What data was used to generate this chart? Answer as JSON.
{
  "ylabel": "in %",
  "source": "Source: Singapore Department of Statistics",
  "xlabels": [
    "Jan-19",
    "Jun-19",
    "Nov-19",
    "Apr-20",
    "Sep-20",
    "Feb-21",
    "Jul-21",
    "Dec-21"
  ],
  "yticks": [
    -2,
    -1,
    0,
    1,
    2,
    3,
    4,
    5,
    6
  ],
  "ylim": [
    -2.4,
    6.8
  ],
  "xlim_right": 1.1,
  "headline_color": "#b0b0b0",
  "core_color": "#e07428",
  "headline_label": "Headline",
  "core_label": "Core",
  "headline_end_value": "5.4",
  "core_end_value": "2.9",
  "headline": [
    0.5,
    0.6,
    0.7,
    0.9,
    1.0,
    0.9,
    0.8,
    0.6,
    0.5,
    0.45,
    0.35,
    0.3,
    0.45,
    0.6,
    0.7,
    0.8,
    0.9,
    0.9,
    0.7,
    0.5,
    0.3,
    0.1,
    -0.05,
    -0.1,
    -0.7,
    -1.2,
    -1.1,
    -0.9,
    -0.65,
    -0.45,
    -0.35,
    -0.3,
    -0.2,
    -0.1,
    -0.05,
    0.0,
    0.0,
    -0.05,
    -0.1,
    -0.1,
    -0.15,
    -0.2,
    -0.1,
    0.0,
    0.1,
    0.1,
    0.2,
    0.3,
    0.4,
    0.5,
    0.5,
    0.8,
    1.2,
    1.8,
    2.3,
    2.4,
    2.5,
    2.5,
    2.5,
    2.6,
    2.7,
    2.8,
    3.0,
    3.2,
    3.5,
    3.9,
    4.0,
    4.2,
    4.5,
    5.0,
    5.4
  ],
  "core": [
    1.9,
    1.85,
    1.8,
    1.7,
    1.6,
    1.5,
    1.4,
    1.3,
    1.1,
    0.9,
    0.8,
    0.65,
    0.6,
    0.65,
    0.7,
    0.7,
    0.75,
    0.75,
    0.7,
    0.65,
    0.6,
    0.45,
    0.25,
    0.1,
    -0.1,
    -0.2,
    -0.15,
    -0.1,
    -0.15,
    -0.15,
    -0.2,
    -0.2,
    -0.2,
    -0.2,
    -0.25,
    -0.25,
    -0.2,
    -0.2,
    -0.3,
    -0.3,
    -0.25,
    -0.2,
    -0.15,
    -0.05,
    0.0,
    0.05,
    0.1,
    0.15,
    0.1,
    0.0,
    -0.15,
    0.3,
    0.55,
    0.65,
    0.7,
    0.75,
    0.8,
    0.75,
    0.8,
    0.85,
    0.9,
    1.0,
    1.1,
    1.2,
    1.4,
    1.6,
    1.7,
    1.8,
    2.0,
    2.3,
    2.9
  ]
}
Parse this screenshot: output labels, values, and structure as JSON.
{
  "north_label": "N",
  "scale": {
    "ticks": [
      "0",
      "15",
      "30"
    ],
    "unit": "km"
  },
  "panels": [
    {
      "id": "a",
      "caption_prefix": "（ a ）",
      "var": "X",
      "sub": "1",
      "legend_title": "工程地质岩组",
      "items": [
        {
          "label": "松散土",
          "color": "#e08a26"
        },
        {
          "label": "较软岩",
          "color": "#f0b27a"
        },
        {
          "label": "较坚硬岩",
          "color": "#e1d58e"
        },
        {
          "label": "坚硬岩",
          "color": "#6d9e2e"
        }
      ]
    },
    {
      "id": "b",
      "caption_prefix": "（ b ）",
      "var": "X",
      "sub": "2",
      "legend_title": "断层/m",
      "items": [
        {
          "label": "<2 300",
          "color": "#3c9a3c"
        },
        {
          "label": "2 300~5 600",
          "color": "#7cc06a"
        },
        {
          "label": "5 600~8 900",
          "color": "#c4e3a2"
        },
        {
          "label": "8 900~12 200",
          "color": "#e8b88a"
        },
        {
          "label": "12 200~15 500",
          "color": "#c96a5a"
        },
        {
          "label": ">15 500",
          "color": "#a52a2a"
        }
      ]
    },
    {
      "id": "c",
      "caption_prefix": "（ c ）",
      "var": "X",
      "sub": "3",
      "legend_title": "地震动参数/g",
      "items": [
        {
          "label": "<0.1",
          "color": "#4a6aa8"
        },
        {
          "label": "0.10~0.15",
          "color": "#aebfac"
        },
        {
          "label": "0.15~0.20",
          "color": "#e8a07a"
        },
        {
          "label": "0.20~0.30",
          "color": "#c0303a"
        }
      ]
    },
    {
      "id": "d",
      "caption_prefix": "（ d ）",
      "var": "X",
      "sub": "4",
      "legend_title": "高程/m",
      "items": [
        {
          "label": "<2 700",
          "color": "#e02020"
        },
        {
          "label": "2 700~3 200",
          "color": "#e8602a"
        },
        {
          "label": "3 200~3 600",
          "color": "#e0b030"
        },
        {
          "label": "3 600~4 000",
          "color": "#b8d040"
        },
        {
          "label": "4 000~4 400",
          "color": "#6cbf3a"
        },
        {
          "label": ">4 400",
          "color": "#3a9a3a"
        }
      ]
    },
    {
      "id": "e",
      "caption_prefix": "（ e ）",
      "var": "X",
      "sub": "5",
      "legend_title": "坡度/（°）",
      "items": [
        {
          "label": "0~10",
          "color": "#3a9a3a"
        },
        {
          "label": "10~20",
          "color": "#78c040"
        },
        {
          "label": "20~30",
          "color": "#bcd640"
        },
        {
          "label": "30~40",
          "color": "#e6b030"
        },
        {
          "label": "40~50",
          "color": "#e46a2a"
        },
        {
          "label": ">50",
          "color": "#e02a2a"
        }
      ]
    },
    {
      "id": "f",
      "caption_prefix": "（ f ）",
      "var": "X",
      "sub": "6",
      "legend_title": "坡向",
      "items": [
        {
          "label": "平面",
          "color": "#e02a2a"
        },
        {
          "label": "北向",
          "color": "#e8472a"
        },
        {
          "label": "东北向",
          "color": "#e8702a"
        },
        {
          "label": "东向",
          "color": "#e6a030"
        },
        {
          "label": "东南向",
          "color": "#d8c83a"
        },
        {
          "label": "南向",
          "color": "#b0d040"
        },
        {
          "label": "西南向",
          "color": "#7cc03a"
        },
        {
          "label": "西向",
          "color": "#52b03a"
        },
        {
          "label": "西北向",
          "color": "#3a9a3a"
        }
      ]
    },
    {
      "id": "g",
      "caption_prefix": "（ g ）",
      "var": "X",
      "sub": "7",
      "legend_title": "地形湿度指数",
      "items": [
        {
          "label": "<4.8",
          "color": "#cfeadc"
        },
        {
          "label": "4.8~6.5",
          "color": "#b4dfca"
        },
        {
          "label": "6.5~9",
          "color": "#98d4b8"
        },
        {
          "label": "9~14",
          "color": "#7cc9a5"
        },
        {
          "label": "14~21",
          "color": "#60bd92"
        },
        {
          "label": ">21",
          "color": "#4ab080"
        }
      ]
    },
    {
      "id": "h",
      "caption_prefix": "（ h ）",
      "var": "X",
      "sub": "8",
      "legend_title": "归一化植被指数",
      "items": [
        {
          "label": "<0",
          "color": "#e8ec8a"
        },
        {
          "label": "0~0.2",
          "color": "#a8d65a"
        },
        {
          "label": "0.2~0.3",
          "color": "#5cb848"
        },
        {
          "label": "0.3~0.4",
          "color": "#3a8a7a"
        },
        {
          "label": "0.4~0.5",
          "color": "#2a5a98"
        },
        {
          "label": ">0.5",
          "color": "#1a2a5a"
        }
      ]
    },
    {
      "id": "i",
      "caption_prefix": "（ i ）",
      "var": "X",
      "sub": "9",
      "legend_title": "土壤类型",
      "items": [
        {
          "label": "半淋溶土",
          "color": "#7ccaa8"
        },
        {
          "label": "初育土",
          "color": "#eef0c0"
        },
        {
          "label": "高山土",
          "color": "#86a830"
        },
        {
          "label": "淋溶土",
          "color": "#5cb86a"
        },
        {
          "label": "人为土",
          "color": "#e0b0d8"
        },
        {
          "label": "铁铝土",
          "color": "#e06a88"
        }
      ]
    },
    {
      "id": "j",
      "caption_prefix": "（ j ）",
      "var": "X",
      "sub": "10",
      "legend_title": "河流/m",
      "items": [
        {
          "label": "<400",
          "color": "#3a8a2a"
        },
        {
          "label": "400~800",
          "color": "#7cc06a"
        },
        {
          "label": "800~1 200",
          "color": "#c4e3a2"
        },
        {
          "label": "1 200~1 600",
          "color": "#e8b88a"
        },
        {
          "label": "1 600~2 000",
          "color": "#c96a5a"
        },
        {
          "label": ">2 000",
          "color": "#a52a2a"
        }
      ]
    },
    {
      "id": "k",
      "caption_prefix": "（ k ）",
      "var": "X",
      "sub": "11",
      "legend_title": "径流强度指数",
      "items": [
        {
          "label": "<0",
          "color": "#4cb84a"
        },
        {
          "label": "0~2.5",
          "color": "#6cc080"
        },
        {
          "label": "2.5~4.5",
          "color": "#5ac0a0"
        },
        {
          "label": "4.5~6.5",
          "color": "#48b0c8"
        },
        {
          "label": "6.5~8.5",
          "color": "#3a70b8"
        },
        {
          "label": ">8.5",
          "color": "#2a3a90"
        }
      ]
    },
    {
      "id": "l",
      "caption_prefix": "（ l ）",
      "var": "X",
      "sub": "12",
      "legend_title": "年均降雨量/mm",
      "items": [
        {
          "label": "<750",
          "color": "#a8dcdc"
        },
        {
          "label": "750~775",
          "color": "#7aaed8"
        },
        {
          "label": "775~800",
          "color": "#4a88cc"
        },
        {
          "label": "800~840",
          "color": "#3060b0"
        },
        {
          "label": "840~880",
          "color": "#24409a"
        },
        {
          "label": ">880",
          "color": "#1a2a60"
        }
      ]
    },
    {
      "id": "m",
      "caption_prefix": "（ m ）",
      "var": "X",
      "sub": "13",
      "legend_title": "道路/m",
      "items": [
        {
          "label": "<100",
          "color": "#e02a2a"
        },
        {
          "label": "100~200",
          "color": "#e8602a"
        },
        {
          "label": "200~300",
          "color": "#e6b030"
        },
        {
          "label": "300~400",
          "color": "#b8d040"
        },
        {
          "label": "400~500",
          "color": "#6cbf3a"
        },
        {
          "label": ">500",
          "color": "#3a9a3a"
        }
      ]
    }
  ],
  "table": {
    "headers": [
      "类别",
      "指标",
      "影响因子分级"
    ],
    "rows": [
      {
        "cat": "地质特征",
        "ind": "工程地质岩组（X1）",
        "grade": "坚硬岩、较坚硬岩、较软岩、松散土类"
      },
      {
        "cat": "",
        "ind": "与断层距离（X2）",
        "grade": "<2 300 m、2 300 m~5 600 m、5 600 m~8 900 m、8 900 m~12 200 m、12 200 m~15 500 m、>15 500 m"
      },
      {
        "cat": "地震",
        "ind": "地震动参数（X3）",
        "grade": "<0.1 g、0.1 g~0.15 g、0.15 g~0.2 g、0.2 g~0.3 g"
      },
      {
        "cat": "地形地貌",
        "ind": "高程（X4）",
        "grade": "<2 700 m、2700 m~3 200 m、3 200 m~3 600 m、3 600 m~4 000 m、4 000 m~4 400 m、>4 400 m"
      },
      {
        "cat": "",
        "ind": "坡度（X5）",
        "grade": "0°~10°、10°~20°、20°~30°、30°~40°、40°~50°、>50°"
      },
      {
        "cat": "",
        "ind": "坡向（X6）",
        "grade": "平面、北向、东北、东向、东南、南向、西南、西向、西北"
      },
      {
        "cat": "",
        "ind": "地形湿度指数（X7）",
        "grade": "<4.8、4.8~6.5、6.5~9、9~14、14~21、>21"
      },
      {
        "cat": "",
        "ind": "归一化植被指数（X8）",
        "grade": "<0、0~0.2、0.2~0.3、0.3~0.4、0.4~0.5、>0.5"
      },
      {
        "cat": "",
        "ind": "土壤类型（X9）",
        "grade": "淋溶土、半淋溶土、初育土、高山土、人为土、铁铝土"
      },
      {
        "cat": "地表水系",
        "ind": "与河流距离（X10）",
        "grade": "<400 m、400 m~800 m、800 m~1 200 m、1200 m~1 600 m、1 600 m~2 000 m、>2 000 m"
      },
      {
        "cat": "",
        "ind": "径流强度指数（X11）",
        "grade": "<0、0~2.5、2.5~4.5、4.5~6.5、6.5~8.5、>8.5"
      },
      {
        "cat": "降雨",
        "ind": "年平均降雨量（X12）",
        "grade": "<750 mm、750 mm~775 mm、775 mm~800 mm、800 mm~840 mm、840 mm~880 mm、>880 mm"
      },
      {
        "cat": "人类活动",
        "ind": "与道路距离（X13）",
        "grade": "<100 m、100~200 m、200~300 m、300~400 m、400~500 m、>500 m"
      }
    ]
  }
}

* * * * * * * * *

# WHAT TO DO:
Check each line of the records for the word "JSON" and extract those that contain it.

# WRITTEN SOLUTION:
What data was used to generate this chart? Answer as JSON.
Parse this screenshot: output labels, values, and structure as JSON.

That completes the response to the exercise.